■ RECORDED INFORMATION ■

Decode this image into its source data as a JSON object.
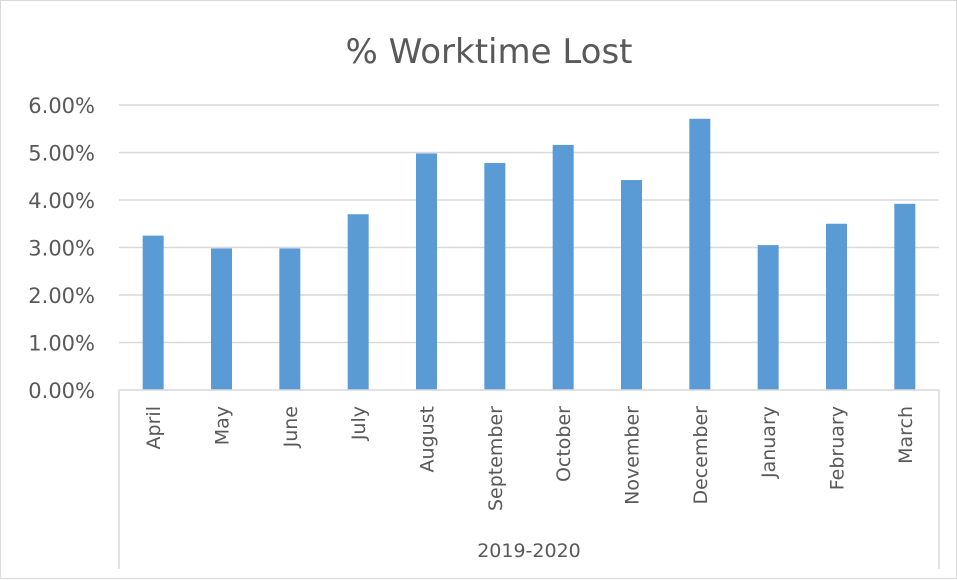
{
  "chart_data": {
    "type": "bar",
    "title": "% Worktime Lost",
    "categories": [
      "April",
      "May",
      "June",
      "July",
      "August",
      "September",
      "October",
      "November",
      "December",
      "January",
      "February",
      "March"
    ],
    "group_label": "2019-2020",
    "series": [
      {
        "values": [
          3.25,
          2.98,
          2.98,
          3.7,
          4.98,
          4.78,
          5.16,
          4.42,
          5.71,
          3.05,
          3.5,
          3.92
        ]
      }
    ],
    "y_ticks": [
      "0.00%",
      "1.00%",
      "2.00%",
      "3.00%",
      "4.00%",
      "5.00%",
      "6.00%"
    ],
    "ylim": [
      0,
      6
    ],
    "grid": true,
    "legend": "none",
    "bar_color": "#5b9bd5",
    "grid_color": "#d9d9d9"
  }
}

■ SET TASK ■
Copy out each line word for word, please, skipping the images.

■ FINISHED TASK ■
Decode this image into its source data as a JSON object.
{
  "chart_data": {
    "type": "bar",
    "title": "% Worktime Lost",
    "categories": [
      "April",
      "May",
      "June",
      "July",
      "August",
      "September",
      "October",
      "November",
      "December",
      "January",
      "February",
      "March"
    ],
    "group_label": "2019-2020",
    "series": [
      {
        "values": [
          3.25,
          2.98,
          2.98,
          3.7,
          4.98,
          4.78,
          5.16,
          4.42,
          5.71,
          3.05,
          3.5,
          3.92
        ]
      }
    ],
    "y_ticks": [
      "0.00%",
      "1.00%",
      "2.00%",
      "3.00%",
      "4.00%",
      "5.00%",
      "6.00%"
    ],
    "ylim": [
      0,
      6
    ],
    "grid": true,
    "legend": "none",
    "bar_color": "#5b9bd5",
    "grid_color": "#d9d9d9"
  }
}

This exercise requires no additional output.